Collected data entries
####################
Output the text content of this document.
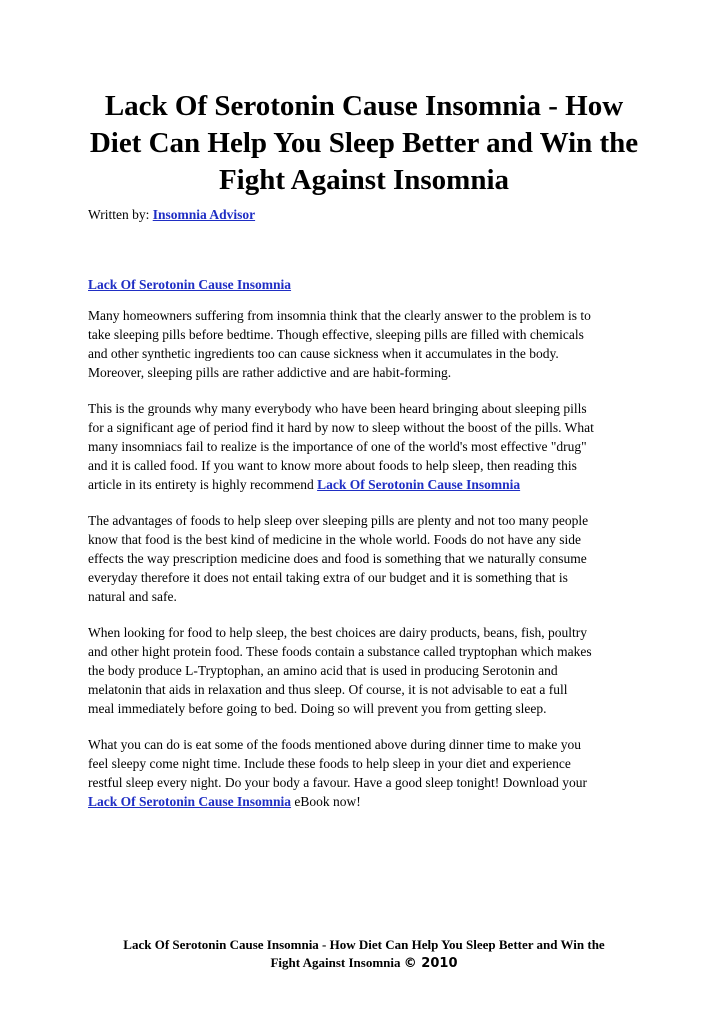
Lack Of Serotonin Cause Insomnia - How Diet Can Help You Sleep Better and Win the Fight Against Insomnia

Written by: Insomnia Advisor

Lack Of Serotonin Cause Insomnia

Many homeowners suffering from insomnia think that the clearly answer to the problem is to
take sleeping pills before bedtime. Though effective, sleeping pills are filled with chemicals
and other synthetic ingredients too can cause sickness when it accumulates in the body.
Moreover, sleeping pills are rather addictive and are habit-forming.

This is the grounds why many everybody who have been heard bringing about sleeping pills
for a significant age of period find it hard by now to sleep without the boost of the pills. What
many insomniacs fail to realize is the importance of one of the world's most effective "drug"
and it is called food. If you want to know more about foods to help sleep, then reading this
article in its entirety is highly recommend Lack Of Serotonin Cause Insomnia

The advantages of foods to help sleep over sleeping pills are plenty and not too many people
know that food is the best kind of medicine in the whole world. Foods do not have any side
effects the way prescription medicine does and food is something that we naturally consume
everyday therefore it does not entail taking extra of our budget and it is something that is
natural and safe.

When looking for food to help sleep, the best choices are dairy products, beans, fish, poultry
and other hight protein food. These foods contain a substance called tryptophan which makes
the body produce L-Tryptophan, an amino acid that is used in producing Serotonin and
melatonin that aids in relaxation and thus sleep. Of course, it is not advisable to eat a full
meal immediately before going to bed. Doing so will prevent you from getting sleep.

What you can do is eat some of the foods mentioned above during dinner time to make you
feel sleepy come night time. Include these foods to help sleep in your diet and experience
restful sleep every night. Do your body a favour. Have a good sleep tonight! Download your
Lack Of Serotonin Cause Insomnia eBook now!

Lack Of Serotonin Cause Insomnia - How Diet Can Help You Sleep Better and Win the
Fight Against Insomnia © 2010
####################
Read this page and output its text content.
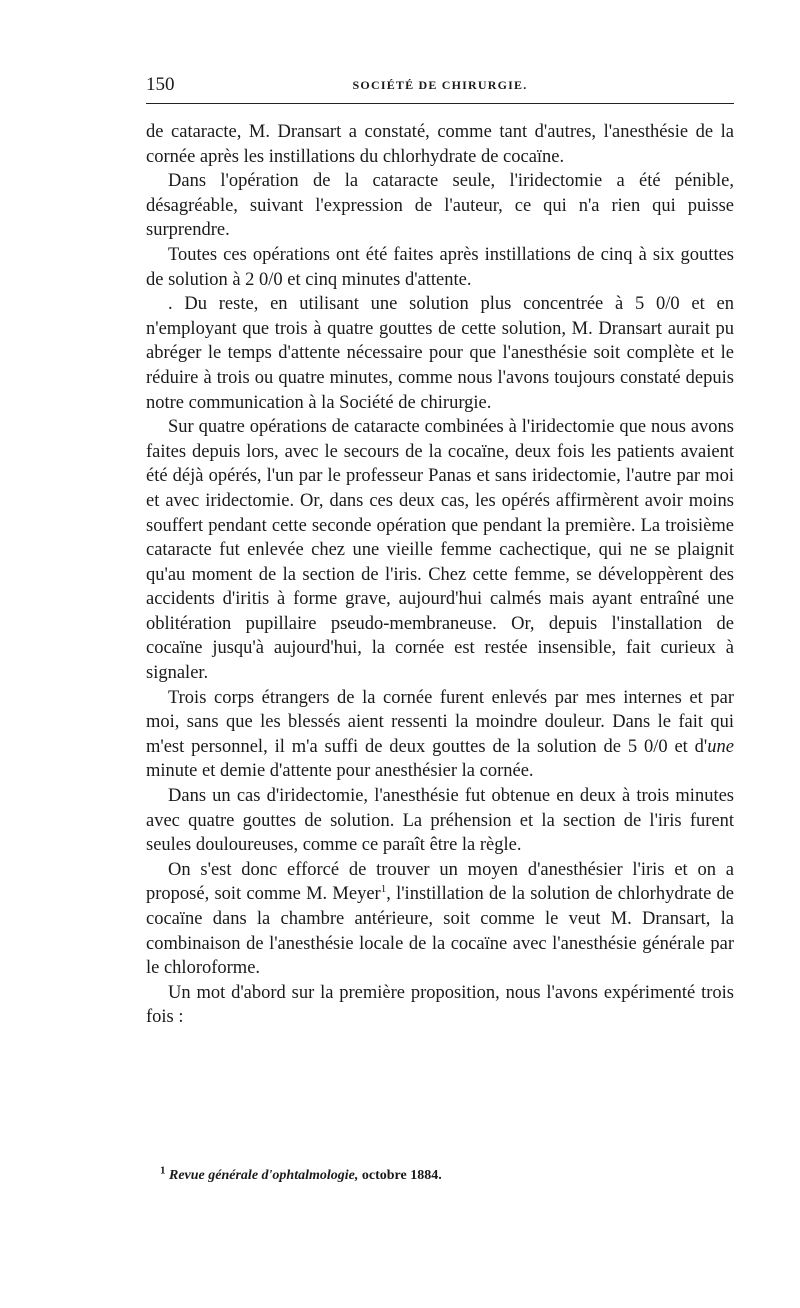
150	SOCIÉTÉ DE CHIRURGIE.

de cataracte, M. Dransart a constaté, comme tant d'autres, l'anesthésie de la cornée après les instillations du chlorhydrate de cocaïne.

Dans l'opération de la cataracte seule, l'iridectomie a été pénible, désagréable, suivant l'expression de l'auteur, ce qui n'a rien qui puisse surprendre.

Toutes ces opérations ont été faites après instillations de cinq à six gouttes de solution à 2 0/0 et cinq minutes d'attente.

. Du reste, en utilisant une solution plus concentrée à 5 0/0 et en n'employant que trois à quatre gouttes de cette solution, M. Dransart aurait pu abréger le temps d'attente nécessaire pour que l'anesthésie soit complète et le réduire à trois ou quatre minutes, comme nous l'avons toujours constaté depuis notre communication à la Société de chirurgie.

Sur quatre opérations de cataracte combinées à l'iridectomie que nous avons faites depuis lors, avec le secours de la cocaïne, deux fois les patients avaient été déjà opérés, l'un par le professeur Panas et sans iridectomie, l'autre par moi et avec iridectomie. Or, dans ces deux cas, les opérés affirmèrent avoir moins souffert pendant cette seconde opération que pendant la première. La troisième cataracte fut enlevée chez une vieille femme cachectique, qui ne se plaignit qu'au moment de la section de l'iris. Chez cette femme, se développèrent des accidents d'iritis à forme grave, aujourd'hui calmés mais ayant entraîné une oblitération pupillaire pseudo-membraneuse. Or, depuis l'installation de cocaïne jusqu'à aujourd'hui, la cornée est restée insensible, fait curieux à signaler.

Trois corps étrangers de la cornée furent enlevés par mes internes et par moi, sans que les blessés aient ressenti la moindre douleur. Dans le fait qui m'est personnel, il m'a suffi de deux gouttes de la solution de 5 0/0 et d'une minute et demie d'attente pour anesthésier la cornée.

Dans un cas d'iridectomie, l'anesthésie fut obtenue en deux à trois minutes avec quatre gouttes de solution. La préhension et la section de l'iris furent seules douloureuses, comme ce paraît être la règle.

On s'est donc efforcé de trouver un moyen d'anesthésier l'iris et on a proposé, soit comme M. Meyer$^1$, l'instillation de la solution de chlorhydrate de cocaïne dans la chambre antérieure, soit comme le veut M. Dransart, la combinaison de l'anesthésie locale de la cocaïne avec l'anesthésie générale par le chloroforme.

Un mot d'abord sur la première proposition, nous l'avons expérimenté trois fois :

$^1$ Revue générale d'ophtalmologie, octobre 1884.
####################
* [PROBLEM STATEMENT]:
Select every line in the records above that contains the word "know".

* [YOUR RESPONSE]:
and it is called food. If you want to know more about foods to help sleep, then reading this
know that food is the best kind of medicine in the whole world. Foods do not have any side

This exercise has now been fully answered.